> Short exercise: In the records that follow, show each line where the word "this" is present.

Stored data:
- - - -

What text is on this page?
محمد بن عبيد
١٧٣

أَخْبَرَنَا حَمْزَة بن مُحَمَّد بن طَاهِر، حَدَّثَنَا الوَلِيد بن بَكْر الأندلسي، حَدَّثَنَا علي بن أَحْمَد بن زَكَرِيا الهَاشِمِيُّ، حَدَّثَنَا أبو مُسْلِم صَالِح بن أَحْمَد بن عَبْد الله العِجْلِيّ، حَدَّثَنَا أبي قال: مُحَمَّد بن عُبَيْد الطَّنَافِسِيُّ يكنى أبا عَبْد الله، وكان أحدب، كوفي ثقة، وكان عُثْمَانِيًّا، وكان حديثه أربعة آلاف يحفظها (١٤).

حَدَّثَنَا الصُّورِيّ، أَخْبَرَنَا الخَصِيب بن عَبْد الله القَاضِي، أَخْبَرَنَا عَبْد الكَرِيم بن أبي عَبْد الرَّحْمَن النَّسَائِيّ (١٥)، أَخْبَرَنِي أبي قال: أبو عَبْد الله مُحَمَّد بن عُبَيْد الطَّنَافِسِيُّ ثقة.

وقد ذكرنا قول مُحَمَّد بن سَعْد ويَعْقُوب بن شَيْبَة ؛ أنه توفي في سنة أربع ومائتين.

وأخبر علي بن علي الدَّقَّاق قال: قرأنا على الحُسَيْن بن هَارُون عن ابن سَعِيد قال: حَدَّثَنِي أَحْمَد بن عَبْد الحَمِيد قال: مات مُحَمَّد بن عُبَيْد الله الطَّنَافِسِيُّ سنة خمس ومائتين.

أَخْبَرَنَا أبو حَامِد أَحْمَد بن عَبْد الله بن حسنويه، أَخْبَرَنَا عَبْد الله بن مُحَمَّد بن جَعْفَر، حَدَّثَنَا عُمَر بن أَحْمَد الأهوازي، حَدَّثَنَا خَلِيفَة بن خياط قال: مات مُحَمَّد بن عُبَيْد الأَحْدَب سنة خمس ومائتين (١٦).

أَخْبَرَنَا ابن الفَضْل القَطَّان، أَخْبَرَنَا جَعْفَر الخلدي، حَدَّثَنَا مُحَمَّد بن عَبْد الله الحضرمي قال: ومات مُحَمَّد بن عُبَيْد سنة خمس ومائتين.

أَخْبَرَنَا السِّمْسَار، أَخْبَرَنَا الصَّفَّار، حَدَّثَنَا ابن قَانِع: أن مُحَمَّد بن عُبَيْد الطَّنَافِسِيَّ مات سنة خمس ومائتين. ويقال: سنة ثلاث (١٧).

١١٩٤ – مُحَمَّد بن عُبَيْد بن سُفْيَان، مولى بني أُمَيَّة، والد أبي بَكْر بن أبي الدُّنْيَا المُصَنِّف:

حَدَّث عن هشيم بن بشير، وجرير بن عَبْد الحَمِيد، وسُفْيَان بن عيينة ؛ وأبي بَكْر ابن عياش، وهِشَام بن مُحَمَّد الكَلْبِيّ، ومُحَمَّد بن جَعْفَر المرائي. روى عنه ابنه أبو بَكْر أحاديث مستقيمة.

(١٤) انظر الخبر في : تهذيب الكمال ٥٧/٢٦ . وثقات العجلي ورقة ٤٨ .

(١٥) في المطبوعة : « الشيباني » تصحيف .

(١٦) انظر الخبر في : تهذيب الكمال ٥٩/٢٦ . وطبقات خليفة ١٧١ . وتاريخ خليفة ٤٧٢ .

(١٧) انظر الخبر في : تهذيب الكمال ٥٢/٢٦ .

- - - -

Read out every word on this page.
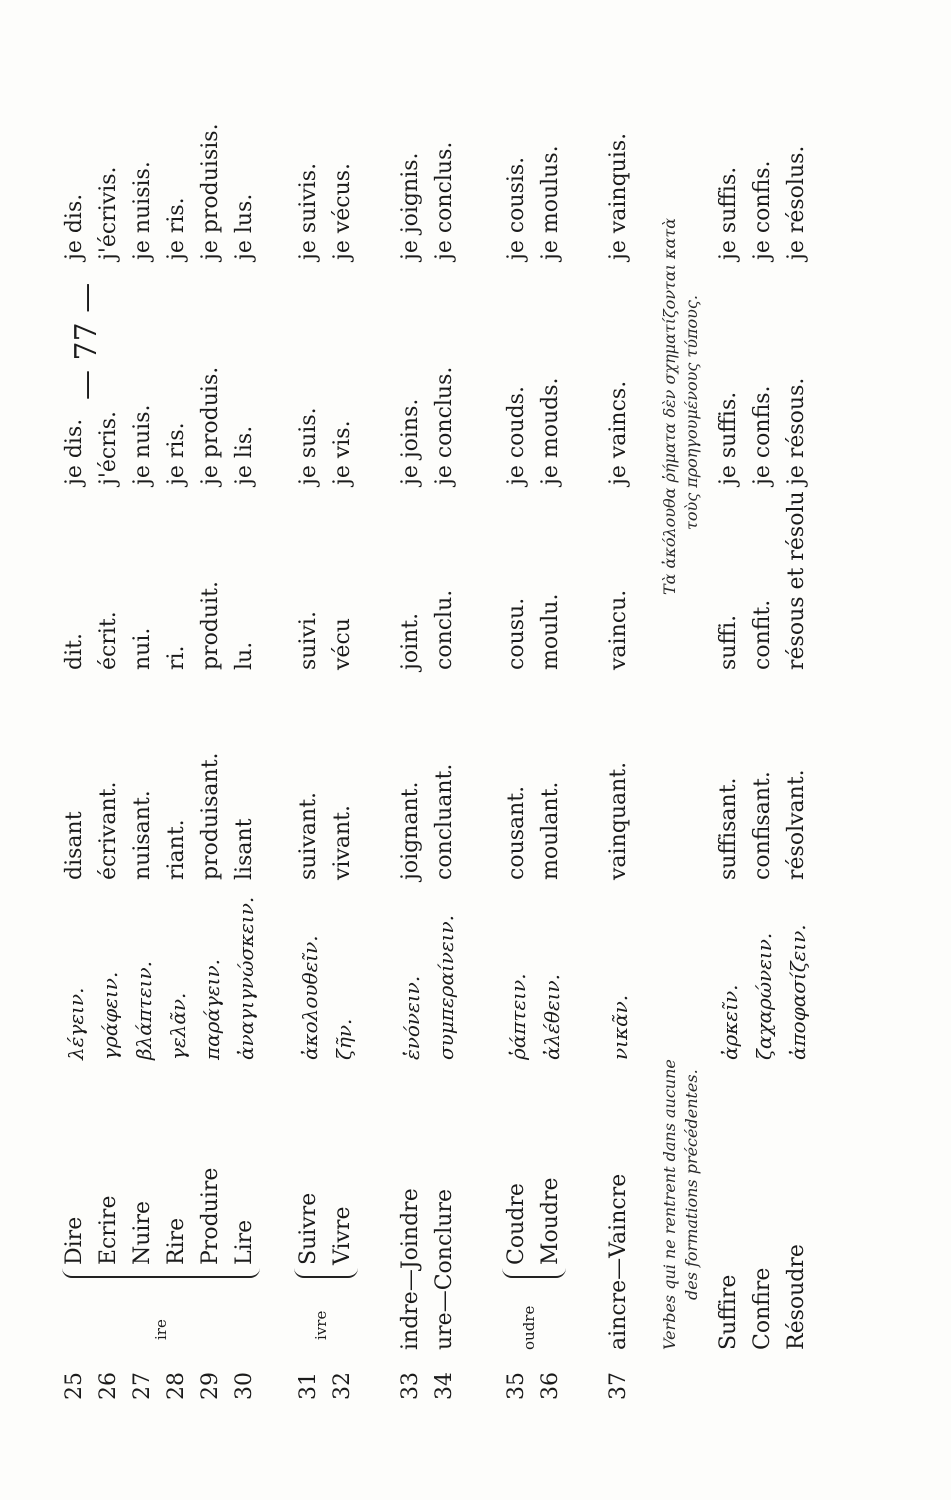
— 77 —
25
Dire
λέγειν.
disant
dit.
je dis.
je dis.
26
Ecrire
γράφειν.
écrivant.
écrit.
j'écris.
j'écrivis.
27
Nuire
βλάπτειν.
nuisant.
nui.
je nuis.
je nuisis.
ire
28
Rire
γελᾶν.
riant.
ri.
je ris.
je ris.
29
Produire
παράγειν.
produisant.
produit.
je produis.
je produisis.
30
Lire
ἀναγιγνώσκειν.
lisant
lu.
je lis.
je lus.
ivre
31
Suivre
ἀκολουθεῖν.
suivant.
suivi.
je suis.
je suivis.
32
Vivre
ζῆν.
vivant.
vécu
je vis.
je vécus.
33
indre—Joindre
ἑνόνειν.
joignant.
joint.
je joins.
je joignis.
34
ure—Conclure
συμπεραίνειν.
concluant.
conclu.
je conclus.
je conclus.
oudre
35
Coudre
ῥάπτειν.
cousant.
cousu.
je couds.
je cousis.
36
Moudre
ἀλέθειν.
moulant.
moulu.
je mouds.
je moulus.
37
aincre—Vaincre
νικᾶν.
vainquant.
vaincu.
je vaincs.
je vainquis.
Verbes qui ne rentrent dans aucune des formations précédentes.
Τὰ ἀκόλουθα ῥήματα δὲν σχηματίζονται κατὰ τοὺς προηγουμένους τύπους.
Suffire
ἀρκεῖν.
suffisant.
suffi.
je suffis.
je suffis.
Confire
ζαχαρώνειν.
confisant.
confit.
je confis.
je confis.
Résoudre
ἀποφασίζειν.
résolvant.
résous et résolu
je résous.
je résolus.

- - - -

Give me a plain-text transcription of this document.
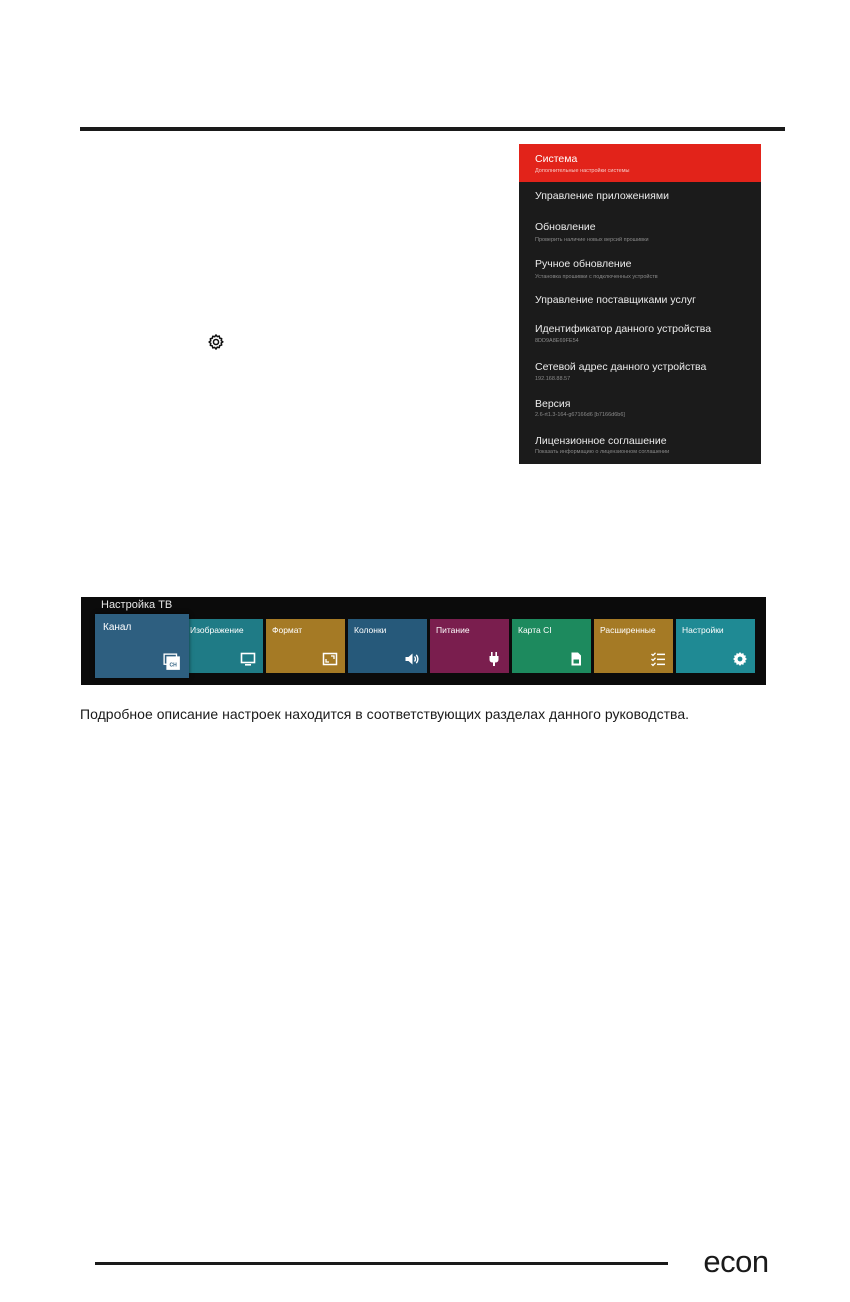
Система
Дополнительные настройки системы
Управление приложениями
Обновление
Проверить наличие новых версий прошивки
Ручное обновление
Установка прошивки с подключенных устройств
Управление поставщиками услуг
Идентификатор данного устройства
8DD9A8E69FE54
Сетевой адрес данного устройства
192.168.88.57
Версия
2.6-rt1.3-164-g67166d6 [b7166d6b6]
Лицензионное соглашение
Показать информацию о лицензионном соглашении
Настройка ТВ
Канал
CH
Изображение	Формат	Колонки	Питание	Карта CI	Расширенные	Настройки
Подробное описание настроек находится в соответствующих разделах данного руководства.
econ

- - - -

> Written response:
What text is on this page?
Read out every word on this page.
Give me a plain-text transcription of this document.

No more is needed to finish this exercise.